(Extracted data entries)
━━━

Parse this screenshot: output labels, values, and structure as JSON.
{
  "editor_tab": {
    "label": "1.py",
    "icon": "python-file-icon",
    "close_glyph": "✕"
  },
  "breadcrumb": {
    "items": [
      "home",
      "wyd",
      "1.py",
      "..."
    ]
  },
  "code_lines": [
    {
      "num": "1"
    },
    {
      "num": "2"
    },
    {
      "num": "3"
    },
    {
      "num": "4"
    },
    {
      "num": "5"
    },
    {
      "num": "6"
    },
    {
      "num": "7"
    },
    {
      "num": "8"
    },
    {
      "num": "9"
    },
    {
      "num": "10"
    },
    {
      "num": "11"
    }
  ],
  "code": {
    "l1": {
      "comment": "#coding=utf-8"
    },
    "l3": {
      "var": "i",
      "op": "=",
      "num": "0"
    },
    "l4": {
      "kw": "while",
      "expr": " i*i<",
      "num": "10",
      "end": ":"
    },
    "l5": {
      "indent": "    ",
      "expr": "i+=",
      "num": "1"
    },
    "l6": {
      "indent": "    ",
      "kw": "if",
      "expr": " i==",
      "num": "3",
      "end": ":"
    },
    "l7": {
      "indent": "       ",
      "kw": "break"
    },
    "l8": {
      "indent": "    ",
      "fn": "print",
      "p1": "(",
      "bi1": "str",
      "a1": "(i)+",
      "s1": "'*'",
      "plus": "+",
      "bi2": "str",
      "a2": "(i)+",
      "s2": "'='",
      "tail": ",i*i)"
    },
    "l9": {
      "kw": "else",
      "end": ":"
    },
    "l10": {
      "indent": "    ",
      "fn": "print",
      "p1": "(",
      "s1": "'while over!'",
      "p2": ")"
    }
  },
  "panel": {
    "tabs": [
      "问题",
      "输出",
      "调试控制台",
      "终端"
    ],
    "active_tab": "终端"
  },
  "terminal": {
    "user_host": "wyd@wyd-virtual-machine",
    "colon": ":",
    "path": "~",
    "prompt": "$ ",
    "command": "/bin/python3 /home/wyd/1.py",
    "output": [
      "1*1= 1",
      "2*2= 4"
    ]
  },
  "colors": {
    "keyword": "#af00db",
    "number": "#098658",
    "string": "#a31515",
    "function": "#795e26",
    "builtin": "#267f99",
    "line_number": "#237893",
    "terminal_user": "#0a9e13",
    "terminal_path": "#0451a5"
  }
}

━━━

**WHAT TO WORK ON:** Write the listing out again, exactly as shown above.

**EXERCISE RESPONSE:**
Parse this screenshot: output labels, values, and structure as JSON.
{
  "editor_tab": {
    "label": "1.py",
    "icon": "python-file-icon",
    "close_glyph": "✕"
  },
  "breadcrumb": {
    "items": [
      "home",
      "wyd",
      "1.py",
      "..."
    ]
  },
  "code_lines": [
    {
      "num": "1"
    },
    {
      "num": "2"
    },
    {
      "num": "3"
    },
    {
      "num": "4"
    },
    {
      "num": "5"
    },
    {
      "num": "6"
    },
    {
      "num": "7"
    },
    {
      "num": "8"
    },
    {
      "num": "9"
    },
    {
      "num": "10"
    },
    {
      "num": "11"
    }
  ],
  "code": {
    "l1": {
      "comment": "#coding=utf-8"
    },
    "l3": {
      "var": "i",
      "op": "=",
      "num": "0"
    },
    "l4": {
      "kw": "while",
      "expr": " i*i<",
      "num": "10",
      "end": ":"
    },
    "l5": {
      "indent": "    ",
      "expr": "i+=",
      "num": "1"
    },
    "l6": {
      "indent": "    ",
      "kw": "if",
      "expr": " i==",
      "num": "3",
      "end": ":"
    },
    "l7": {
      "indent": "       ",
      "kw": "break"
    },
    "l8": {
      "indent": "    ",
      "fn": "print",
      "p1": "(",
      "bi1": "str",
      "a1": "(i)+",
      "s1": "'*'",
      "plus": "+",
      "bi2": "str",
      "a2": "(i)+",
      "s2": "'='",
      "tail": ",i*i)"
    },
    "l9": {
      "kw": "else",
      "end": ":"
    },
    "l10": {
      "indent": "    ",
      "fn": "print",
      "p1": "(",
      "s1": "'while over!'",
      "p2": ")"
    }
  },
  "panel": {
    "tabs": [
      "问题",
      "输出",
      "调试控制台",
      "终端"
    ],
    "active_tab": "终端"
  },
  "terminal": {
    "user_host": "wyd@wyd-virtual-machine",
    "colon": ":",
    "path": "~",
    "prompt": "$ ",
    "command": "/bin/python3 /home/wyd/1.py",
    "output": [
      "1*1= 1",
      "2*2= 4"
    ]
  },
  "colors": {
    "keyword": "#af00db",
    "number": "#098658",
    "string": "#a31515",
    "function": "#795e26",
    "builtin": "#267f99",
    "line_number": "#237893",
    "terminal_user": "#0a9e13",
    "terminal_path": "#0451a5"
  }
}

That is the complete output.